* [EXERCISE INSTRUCTIONS]: Wherever the word "into" appears in a line, extract that line.

* [Dataset listings of figures]:
________________________

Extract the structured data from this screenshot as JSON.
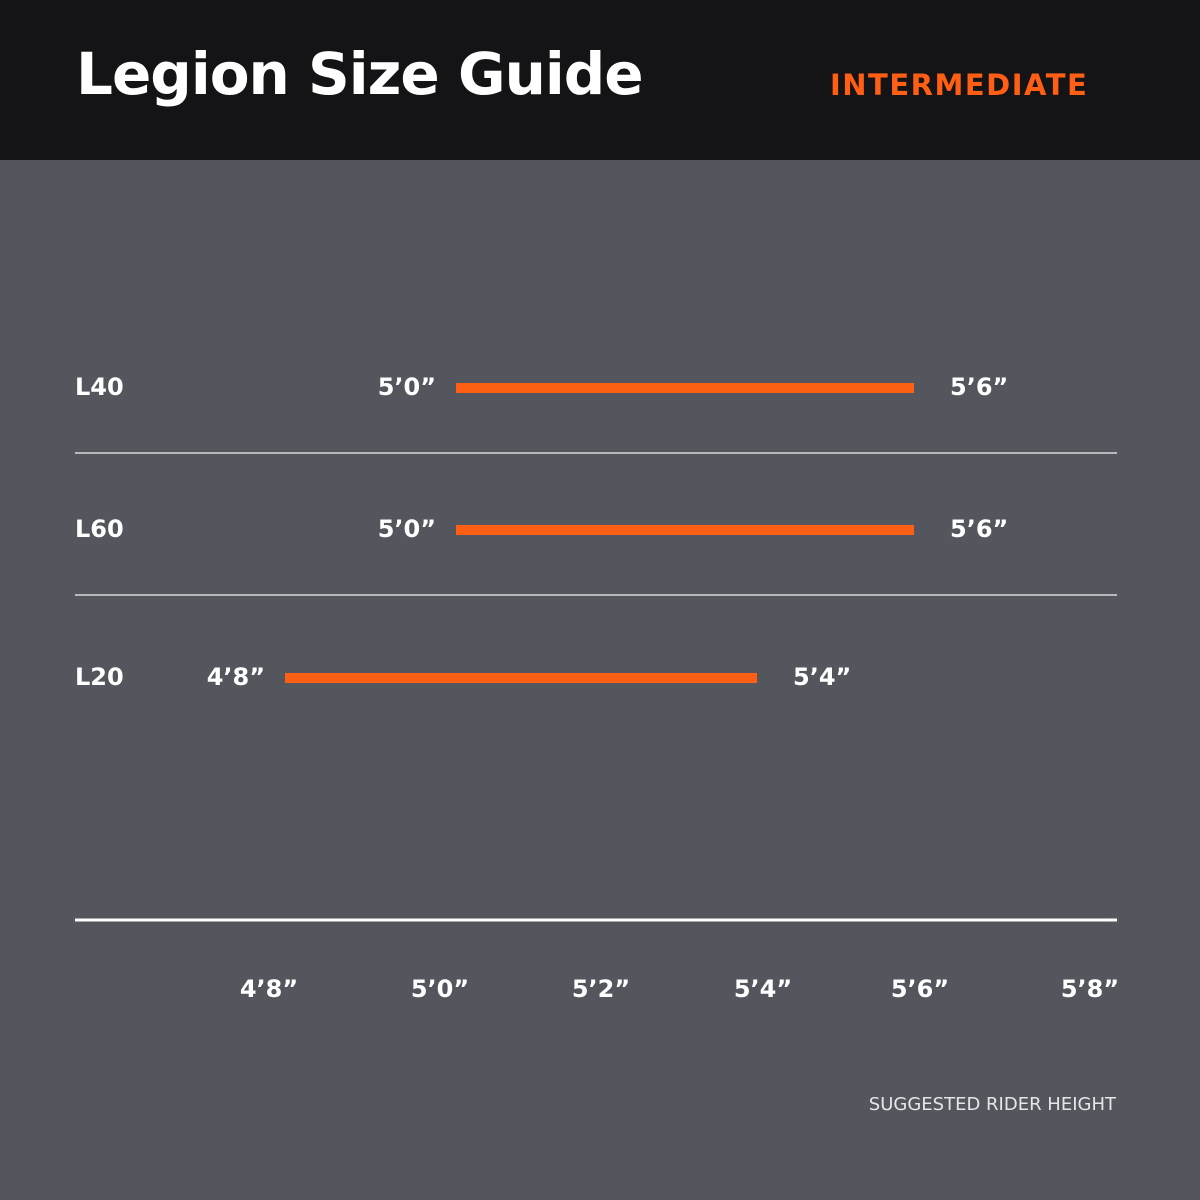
{
  "header": {
    "title": "Legion Size Guide",
    "level": "INTERMEDIATE"
  },
  "colors": {
    "accent": "#ff5f14",
    "header_bg": "#141315",
    "chart_bg": "#54565d",
    "text": "#ffffff"
  },
  "chart_data": {
    "type": "bar",
    "orientation": "horizontal-range",
    "categories": [
      "L40",
      "L60",
      "L20"
    ],
    "ranges": [
      {
        "name": "L40",
        "min": 60,
        "max": 66,
        "min_label": "5’0”",
        "max_label": "5’6”"
      },
      {
        "name": "L60",
        "min": 60,
        "max": 66,
        "min_label": "5’0”",
        "max_label": "5’6”"
      },
      {
        "name": "L20",
        "min": 56,
        "max": 64,
        "min_label": "4’8”",
        "max_label": "5’4”"
      }
    ],
    "x_ticks": [
      {
        "value": 56,
        "label": "4’8”"
      },
      {
        "value": 60,
        "label": "5’0”"
      },
      {
        "value": 62,
        "label": "5’2”"
      },
      {
        "value": 64,
        "label": "5’4”"
      },
      {
        "value": 66,
        "label": "5’6”"
      },
      {
        "value": 68,
        "label": "5’8”"
      }
    ],
    "xlabel": "SUGGESTED RIDER HEIGHT",
    "ylabel": "",
    "title": ""
  }
}
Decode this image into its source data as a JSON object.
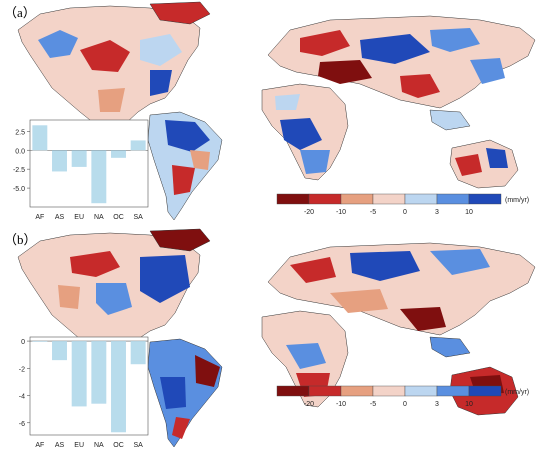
{
  "panels": [
    {
      "label": "（a）",
      "colorbar": {
        "ticks": [
          "-20",
          "-10",
          "-5",
          "0",
          "3",
          "10"
        ],
        "unit": "(mm/yr)",
        "colors": [
          "#7f0f0f",
          "#c62a2a",
          "#e6a080",
          "#f3d3c8",
          "#bcd6f0",
          "#5a8fe0",
          "#2049b8"
        ]
      },
      "chart_data": {
        "type": "bar",
        "categories": [
          "AF",
          "AS",
          "EU",
          "NA",
          "OC",
          "SA"
        ],
        "values": [
          3.3,
          -2.8,
          -2.2,
          -7.0,
          -1.0,
          1.3
        ],
        "ylim": [
          -7.5,
          4.0
        ],
        "yticks": [
          "2.5",
          "0.0",
          "-2.5",
          "-5.0"
        ],
        "bar_color": "#b8dcec"
      }
    },
    {
      "label": "（b）",
      "colorbar": {
        "ticks": [
          "-20",
          "-10",
          "-5",
          "0",
          "3",
          "10"
        ],
        "unit": "(mm/yr)",
        "colors": [
          "#7f0f0f",
          "#c62a2a",
          "#e6a080",
          "#f3d3c8",
          "#bcd6f0",
          "#5a8fe0",
          "#2049b8"
        ]
      },
      "chart_data": {
        "type": "bar",
        "categories": [
          "AF",
          "AS",
          "EU",
          "NA",
          "OC",
          "SA"
        ],
        "values": [
          -0.05,
          -1.4,
          -4.8,
          -4.6,
          -6.7,
          -1.7
        ],
        "ylim": [
          -6.9,
          0.3
        ],
        "yticks": [
          "0",
          "-2",
          "-4",
          "-6"
        ],
        "bar_color": "#b8dcec"
      }
    }
  ]
}
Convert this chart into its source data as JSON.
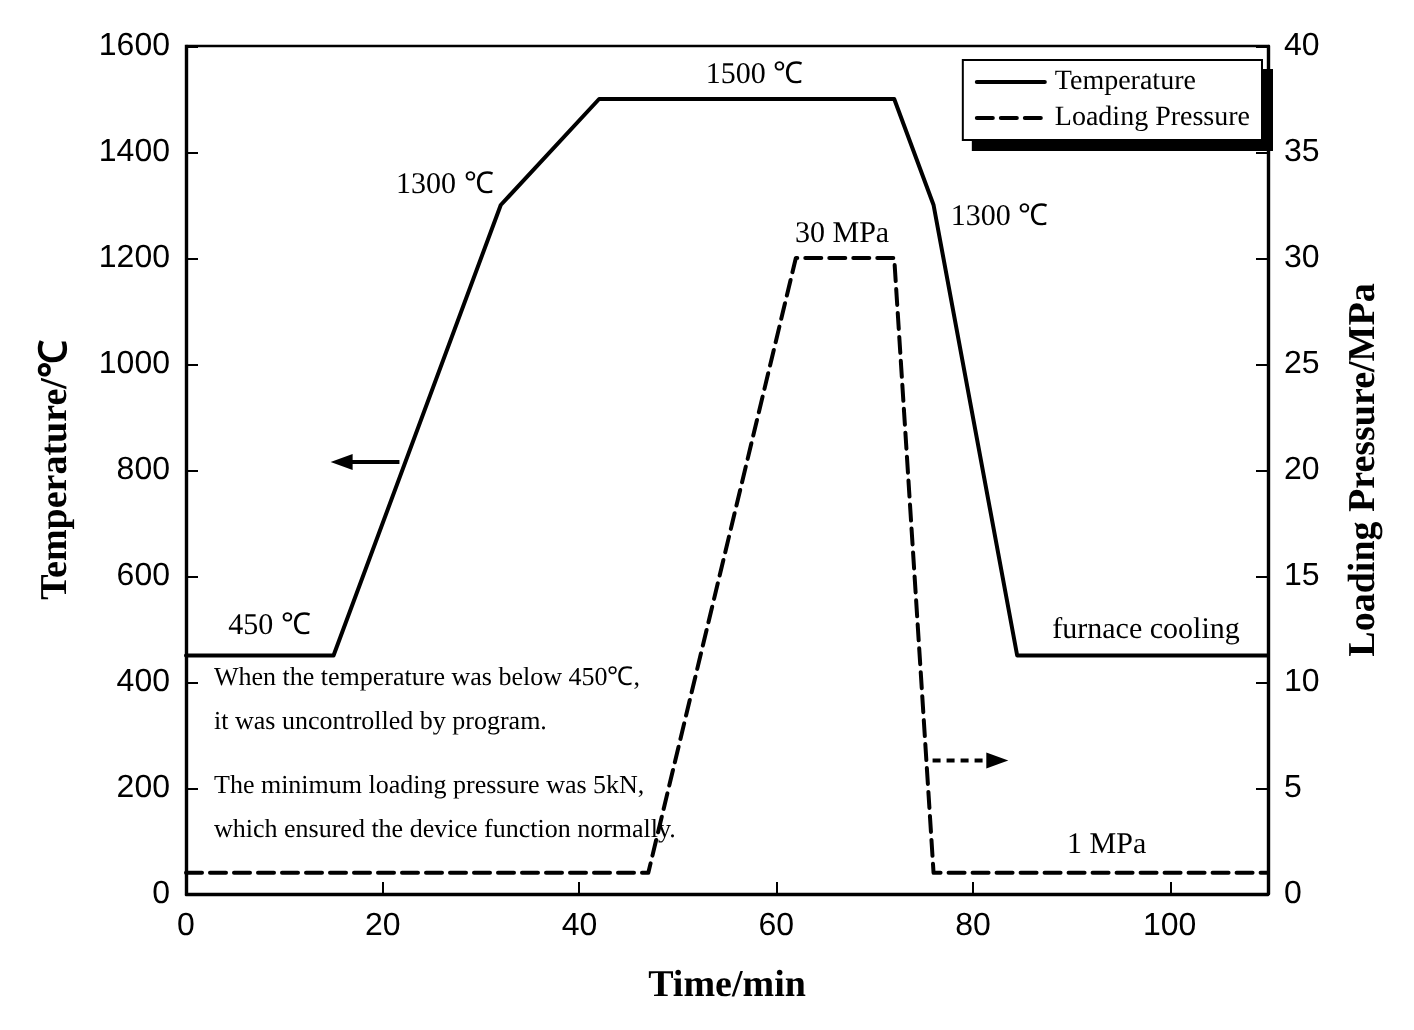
{
  "chart_data": {
    "type": "line",
    "xlabel": "Time/min",
    "ylabel": "Temperature/℃",
    "y2label": "Loading Pressure/MPa",
    "xlim": [
      0,
      110
    ],
    "xticks": [
      0,
      20,
      40,
      60,
      80,
      100
    ],
    "ylim": [
      0,
      1600
    ],
    "yticks": [
      0,
      200,
      400,
      600,
      800,
      1000,
      1200,
      1400,
      1600
    ],
    "y2lim": [
      0,
      40
    ],
    "y2ticks": [
      0,
      5,
      10,
      15,
      20,
      25,
      30,
      35,
      40
    ],
    "series": [
      {
        "name": "Temperature",
        "color": "#000000",
        "line_style": "solid",
        "x": [
          0,
          15,
          32,
          42,
          72,
          76,
          84.5,
          110
        ],
        "values": [
          450,
          450,
          1300,
          1500,
          1500,
          1300,
          450,
          450
        ]
      },
      {
        "name": "Loading Pressure",
        "color": "#000000",
        "line_style": "dashed",
        "axis": "y2",
        "x": [
          0,
          47,
          62,
          72,
          76,
          110
        ],
        "values": [
          1,
          1,
          30,
          30,
          1,
          1
        ]
      }
    ],
    "annotations": [
      {
        "text": "450 ℃",
        "x": 15,
        "y": 450
      },
      {
        "text": "1300 ℃",
        "x": 32,
        "y": 1300
      },
      {
        "text": "1500 ℃",
        "x": 57.8,
        "y": 1500
      },
      {
        "text": "1300 ℃",
        "x": 76,
        "y": 1300
      },
      {
        "text": "30 MPa",
        "x": 66.7,
        "y": 1200
      },
      {
        "text": "1 MPa",
        "x": 93.6,
        "y": 40
      },
      {
        "text": "furnace cooling",
        "x": 97.6,
        "y": 450
      },
      "When the temperature was below 450℃,\nit was uncontrolled by program.",
      "The minimum loading pressure was 5kN,\nwhich ensured the device function normally."
    ],
    "grid": false,
    "legend": "top right",
    "marker": "none"
  }
}
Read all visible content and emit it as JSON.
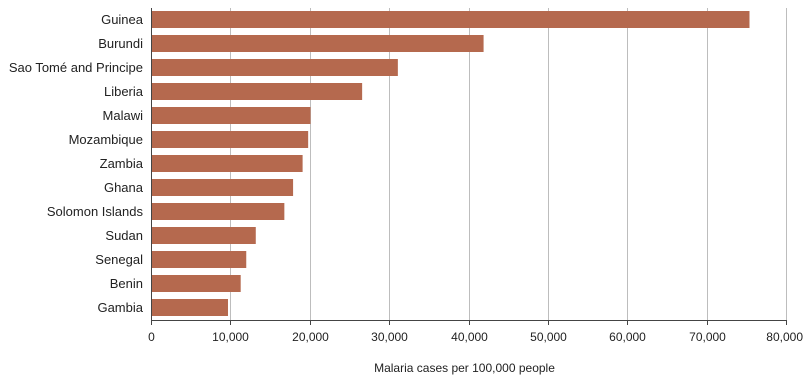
{
  "chart_data": {
    "type": "bar",
    "orientation": "horizontal",
    "title": "",
    "xlabel": "Malaria cases per 100,000 people",
    "ylabel": "",
    "categories": [
      "Guinea",
      "Burundi",
      "Sao Tomé and Principe",
      "Liberia",
      "Malawi",
      "Mozambique",
      "Zambia",
      "Ghana",
      "Solomon Islands",
      "Sudan",
      "Senegal",
      "Benin",
      "Gambia"
    ],
    "values": [
      75400,
      41900,
      31100,
      26600,
      20100,
      19800,
      19100,
      17900,
      16800,
      13200,
      12000,
      11300,
      9700
    ],
    "xlim": [
      0,
      80000
    ],
    "xticks": [
      0,
      10000,
      20000,
      30000,
      40000,
      50000,
      60000,
      70000,
      80000
    ],
    "xtick_labels": [
      "0",
      "10,000",
      "20,000",
      "30,000",
      "40,000",
      "50,000",
      "60,000",
      "70,000",
      "80,000"
    ],
    "grid": "vertical",
    "bar_color": "#b5694e"
  }
}
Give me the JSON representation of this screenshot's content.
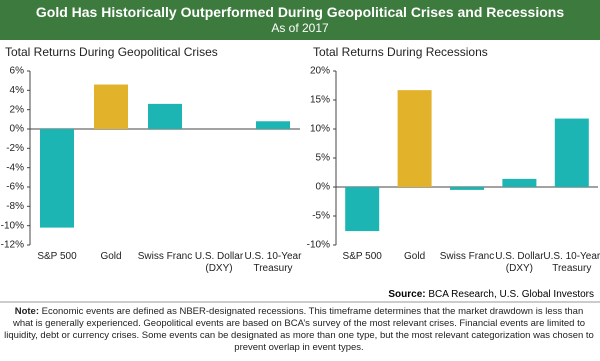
{
  "header": {
    "title": "Gold Has Historically Outperformed During Geopolitical Crises and Recessions",
    "subtitle": "As of 2017"
  },
  "chart_data": [
    {
      "type": "bar",
      "title": "Total Returns During Geopolitical Crises",
      "categories": [
        "S&P 500",
        "Gold",
        "Swiss Franc",
        "U.S. Dollar\n(DXY)",
        "U.S. 10-Year\nTreasury"
      ],
      "values": [
        -10.2,
        4.6,
        2.6,
        0,
        0.8
      ],
      "colors": [
        "#1cb5b3",
        "#e3b22b",
        "#1cb5b3",
        "#1cb5b3",
        "#1cb5b3"
      ],
      "ylim": [
        -12,
        6
      ],
      "yticks": [
        {
          "value": 6,
          "label": "6%"
        },
        {
          "value": 4,
          "label": "4%"
        },
        {
          "value": 2,
          "label": "2%"
        },
        {
          "value": 0,
          "label": "0%"
        },
        {
          "value": -2,
          "label": "-2%"
        },
        {
          "value": -4,
          "label": "-4%"
        },
        {
          "value": -6,
          "label": "-6%"
        },
        {
          "value": -8,
          "label": "-8%"
        },
        {
          "value": -10,
          "label": "-10%"
        },
        {
          "value": -12,
          "label": "-12%"
        }
      ]
    },
    {
      "type": "bar",
      "title": "Total Returns During Recessions",
      "categories": [
        "S&P 500",
        "Gold",
        "Swiss Franc",
        "U.S. Dollar\n(DXY)",
        "U.S. 10-Year\nTreasury"
      ],
      "values": [
        -7.6,
        16.7,
        -0.5,
        1.4,
        11.8
      ],
      "colors": [
        "#1cb5b3",
        "#e3b22b",
        "#1cb5b3",
        "#1cb5b3",
        "#1cb5b3"
      ],
      "ylim": [
        -10,
        20
      ],
      "yticks": [
        {
          "value": 20,
          "label": "20%"
        },
        {
          "value": 15,
          "label": "15%"
        },
        {
          "value": 10,
          "label": "10%"
        },
        {
          "value": 5,
          "label": "5%"
        },
        {
          "value": 0,
          "label": "0%"
        },
        {
          "value": -5,
          "label": "-5%"
        },
        {
          "value": -10,
          "label": "-10%"
        }
      ]
    }
  ],
  "source": {
    "label": "Source:",
    "text": "BCA Research, U.S. Global Investors"
  },
  "note": {
    "label": "Note:",
    "text": "Economic events are defined as NBER-designated recessions. This timeframe determines that the market drawdown is less than what is generally experienced. Geopolitical events are based on BCA’s survey of the most relevant crises. Financial events are limited to liquidity, debt or currency crises. Some events can be designated as more than one type, but the most relevant categorization was chosen to prevent overlap in event types."
  }
}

________________________

* [COMPLETED TASK]:
Decode this image into its source data as a JSON object.
Convert this chart into its source data as JSON.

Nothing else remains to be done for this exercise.